### Dataset content
## START

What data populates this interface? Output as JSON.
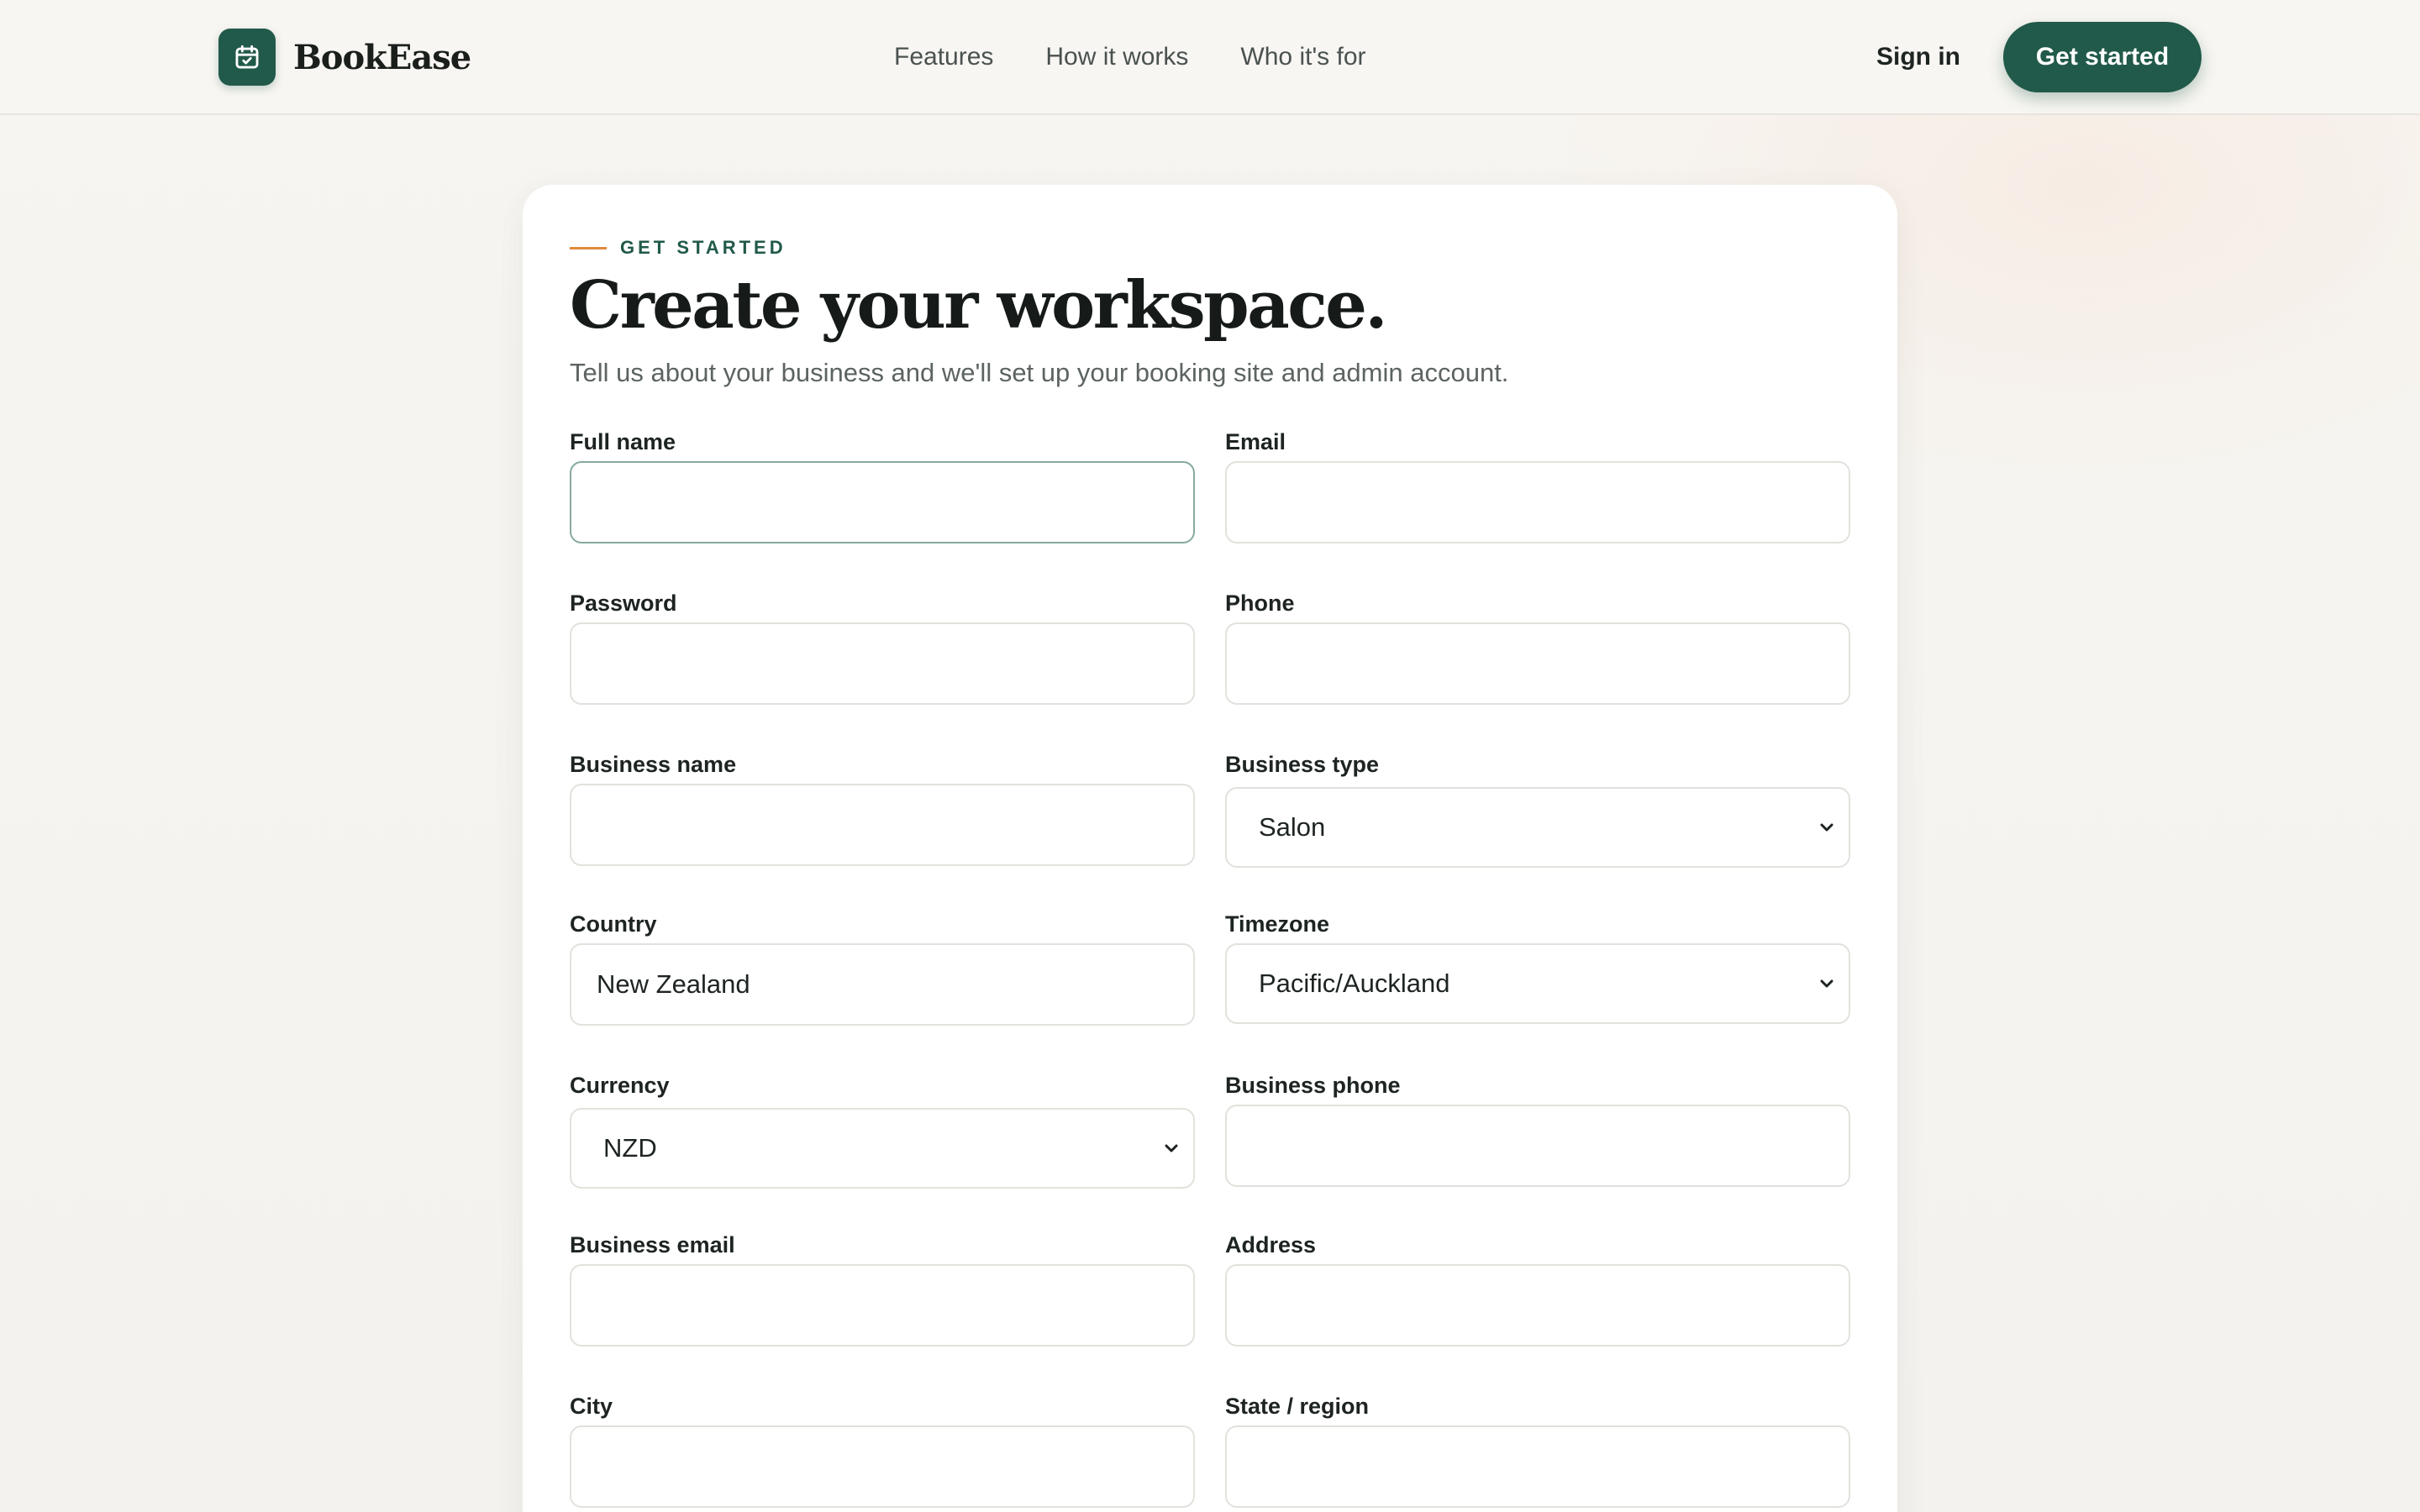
{
  "brand": {
    "name": "BookEase",
    "icon": "calendar-check-icon",
    "accent": "#21594a"
  },
  "nav": {
    "items": [
      {
        "label": "Features"
      },
      {
        "label": "How it works"
      },
      {
        "label": "Who it's for"
      }
    ],
    "sign_in": "Sign in",
    "get_started": "Get started"
  },
  "form": {
    "eyebrow": "GET STARTED",
    "title": "Create your workspace.",
    "subtitle": "Tell us about your business and we'll set up your booking site and admin account.",
    "fields": {
      "full_name": {
        "label": "Full name",
        "value": ""
      },
      "email": {
        "label": "Email",
        "value": ""
      },
      "password": {
        "label": "Password",
        "value": ""
      },
      "phone": {
        "label": "Phone",
        "value": ""
      },
      "business_name": {
        "label": "Business name",
        "value": ""
      },
      "business_type": {
        "label": "Business type",
        "value": "Salon"
      },
      "country": {
        "label": "Country",
        "value": "New Zealand"
      },
      "timezone": {
        "label": "Timezone",
        "value": "Pacific/Auckland"
      },
      "currency": {
        "label": "Currency",
        "value": "NZD"
      },
      "business_phone": {
        "label": "Business phone",
        "value": ""
      },
      "business_email": {
        "label": "Business email",
        "value": ""
      },
      "address": {
        "label": "Address",
        "value": ""
      },
      "city": {
        "label": "City",
        "value": ""
      },
      "state_region": {
        "label": "State / region",
        "value": ""
      }
    }
  }
}
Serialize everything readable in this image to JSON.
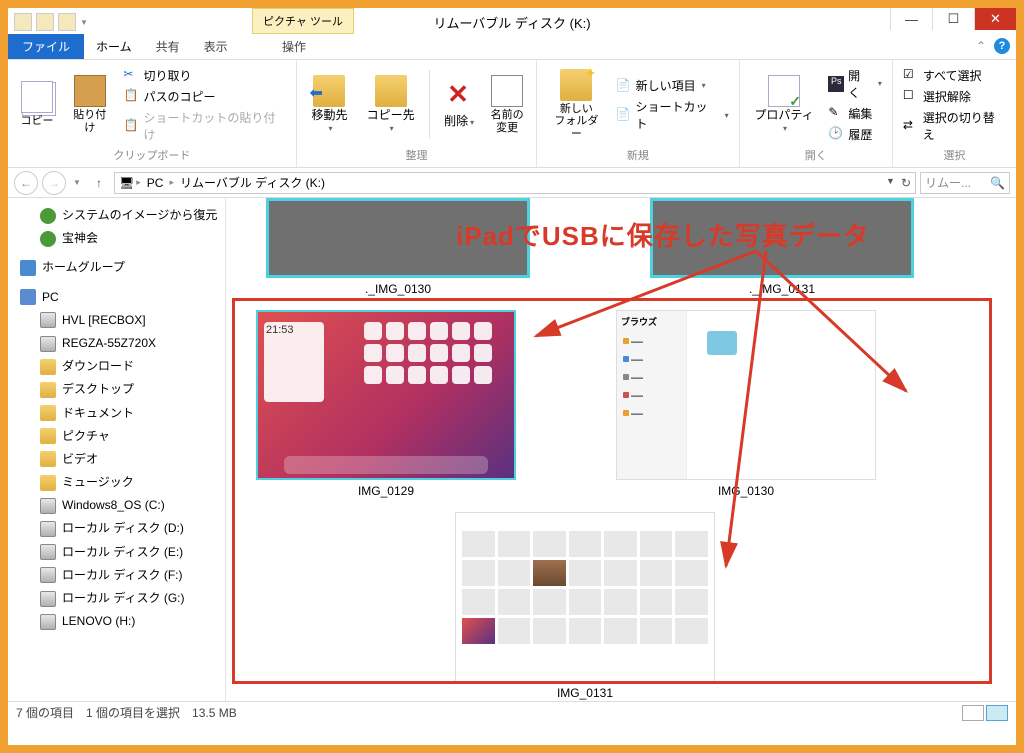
{
  "titlebar": {
    "contextTab": "ピクチャ ツール",
    "title": "リムーバブル ディスク (K:)"
  },
  "tabs": {
    "file": "ファイル",
    "home": "ホーム",
    "share": "共有",
    "view": "表示",
    "context": "操作"
  },
  "ribbon": {
    "clipboard": {
      "copy": "コピー",
      "paste": "貼り付け",
      "cut": "切り取り",
      "copyPath": "パスのコピー",
      "pasteShortcut": "ショートカットの貼り付け",
      "groupLabel": "クリップボード"
    },
    "organize": {
      "moveTo": "移動先",
      "copyTo": "コピー先",
      "delete": "削除",
      "rename": "名前の\n変更",
      "groupLabel": "整理"
    },
    "new": {
      "newFolder": "新しい\nフォルダー",
      "newItem": "新しい項目",
      "shortcut": "ショートカット",
      "groupLabel": "新規"
    },
    "open": {
      "properties": "プロパティ",
      "open": "開く",
      "edit": "編集",
      "history": "履歴",
      "groupLabel": "開く"
    },
    "select": {
      "selectAll": "すべて選択",
      "selectNone": "選択解除",
      "invert": "選択の切り替え",
      "groupLabel": "選択"
    }
  },
  "breadcrumb": {
    "pc": "PC",
    "drive": "リムーバブル ディスク (K:)"
  },
  "search": {
    "placeholder": "リムー..."
  },
  "nav": {
    "systemRestore": "システムのイメージから復元",
    "hojinkai": "宝神会",
    "homegroup": "ホームグループ",
    "pc": "PC",
    "items": [
      {
        "label": "HVL [RECBOX]",
        "icon": "drive"
      },
      {
        "label": "REGZA-55Z720X",
        "icon": "drive"
      },
      {
        "label": "ダウンロード",
        "icon": "folder"
      },
      {
        "label": "デスクトップ",
        "icon": "folder"
      },
      {
        "label": "ドキュメント",
        "icon": "folder"
      },
      {
        "label": "ピクチャ",
        "icon": "folder"
      },
      {
        "label": "ビデオ",
        "icon": "folder"
      },
      {
        "label": "ミュージック",
        "icon": "folder"
      },
      {
        "label": "Windows8_OS (C:)",
        "icon": "drive"
      },
      {
        "label": "ローカル ディスク (D:)",
        "icon": "drive"
      },
      {
        "label": "ローカル ディスク (E:)",
        "icon": "drive"
      },
      {
        "label": "ローカル ディスク (F:)",
        "icon": "drive"
      },
      {
        "label": "ローカル ディスク (G:)",
        "icon": "drive"
      },
      {
        "label": "LENOVO (H:)",
        "icon": "drive"
      }
    ]
  },
  "files": {
    "top1": "._IMG_0130",
    "top2": "._IMG_0131",
    "img0129": "IMG_0129",
    "img0130": "IMG_0130",
    "img0131": "IMG_0131",
    "ipadTime": "21:53",
    "browseLabel": "ブラウズ"
  },
  "annotation": "iPadでUSBに保存した写真データ",
  "status": {
    "count": "7 個の項目",
    "selected": "1 個の項目を選択",
    "size": "13.5 MB"
  }
}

## END

### Written task
Every record above should be transcribed exactly; the pictures stay out of the copy.

### Exercise answer
What data populates this interface? Output as JSON.
{
  "brand": {
    "name": "BookEase",
    "icon": "calendar-check-icon",
    "accent": "#21594a"
  },
  "nav": {
    "items": [
      {
        "label": "Features"
      },
      {
        "label": "How it works"
      },
      {
        "label": "Who it's for"
      }
    ],
    "sign_in": "Sign in",
    "get_started": "Get started"
  },
  "form": {
    "eyebrow": "GET STARTED",
    "title": "Create your workspace.",
    "subtitle": "Tell us about your business and we'll set up your booking site and admin account.",
    "fields": {
      "full_name": {
        "label": "Full name",
        "value": ""
      },
      "email": {
        "label": "Email",
        "value": ""
      },
      "password": {
        "label": "Password",
        "value": ""
      },
      "phone": {
        "label": "Phone",
        "value": ""
      },
      "business_name": {
        "label": "Business name",
        "value": ""
      },
      "business_type": {
        "label": "Business type",
        "value": "Salon"
      },
      "country": {
        "label": "Country",
        "value": "New Zealand"
      },
      "timezone": {
        "label": "Timezone",
        "value": "Pacific/Auckland"
      },
      "currency": {
        "label": "Currency",
        "value": "NZD"
      },
      "business_phone": {
        "label": "Business phone",
        "value": ""
      },
      "business_email": {
        "label": "Business email",
        "value": ""
      },
      "address": {
        "label": "Address",
        "value": ""
      },
      "city": {
        "label": "City",
        "value": ""
      },
      "state_region": {
        "label": "State / region",
        "value": ""
      }
    }
  }
}
Serialize everything readable in this image to JSON.
{
  "titlebar": {
    "contextTab": "ピクチャ ツール",
    "title": "リムーバブル ディスク (K:)"
  },
  "tabs": {
    "file": "ファイル",
    "home": "ホーム",
    "share": "共有",
    "view": "表示",
    "context": "操作"
  },
  "ribbon": {
    "clipboard": {
      "copy": "コピー",
      "paste": "貼り付け",
      "cut": "切り取り",
      "copyPath": "パスのコピー",
      "pasteShortcut": "ショートカットの貼り付け",
      "groupLabel": "クリップボード"
    },
    "organize": {
      "moveTo": "移動先",
      "copyTo": "コピー先",
      "delete": "削除",
      "rename": "名前の\n変更",
      "groupLabel": "整理"
    },
    "new": {
      "newFolder": "新しい\nフォルダー",
      "newItem": "新しい項目",
      "shortcut": "ショートカット",
      "groupLabel": "新規"
    },
    "open": {
      "properties": "プロパティ",
      "open": "開く",
      "edit": "編集",
      "history": "履歴",
      "groupLabel": "開く"
    },
    "select": {
      "selectAll": "すべて選択",
      "selectNone": "選択解除",
      "invert": "選択の切り替え",
      "groupLabel": "選択"
    }
  },
  "breadcrumb": {
    "pc": "PC",
    "drive": "リムーバブル ディスク (K:)"
  },
  "search": {
    "placeholder": "リムー..."
  },
  "nav": {
    "systemRestore": "システムのイメージから復元",
    "hojinkai": "宝神会",
    "homegroup": "ホームグループ",
    "pc": "PC",
    "items": [
      {
        "label": "HVL [RECBOX]",
        "icon": "drive"
      },
      {
        "label": "REGZA-55Z720X",
        "icon": "drive"
      },
      {
        "label": "ダウンロード",
        "icon": "folder"
      },
      {
        "label": "デスクトップ",
        "icon": "folder"
      },
      {
        "label": "ドキュメント",
        "icon": "folder"
      },
      {
        "label": "ピクチャ",
        "icon": "folder"
      },
      {
        "label": "ビデオ",
        "icon": "folder"
      },
      {
        "label": "ミュージック",
        "icon": "folder"
      },
      {
        "label": "Windows8_OS (C:)",
        "icon": "drive"
      },
      {
        "label": "ローカル ディスク (D:)",
        "icon": "drive"
      },
      {
        "label": "ローカル ディスク (E:)",
        "icon": "drive"
      },
      {
        "label": "ローカル ディスク (F:)",
        "icon": "drive"
      },
      {
        "label": "ローカル ディスク (G:)",
        "icon": "drive"
      },
      {
        "label": "LENOVO (H:)",
        "icon": "drive"
      }
    ]
  },
  "files": {
    "top1": "._IMG_0130",
    "top2": "._IMG_0131",
    "img0129": "IMG_0129",
    "img0130": "IMG_0130",
    "img0131": "IMG_0131",
    "ipadTime": "21:53",
    "browseLabel": "ブラウズ"
  },
  "annotation": "iPadでUSBに保存した写真データ",
  "status": {
    "count": "7 個の項目",
    "selected": "1 個の項目を選択",
    "size": "13.5 MB"
  }
}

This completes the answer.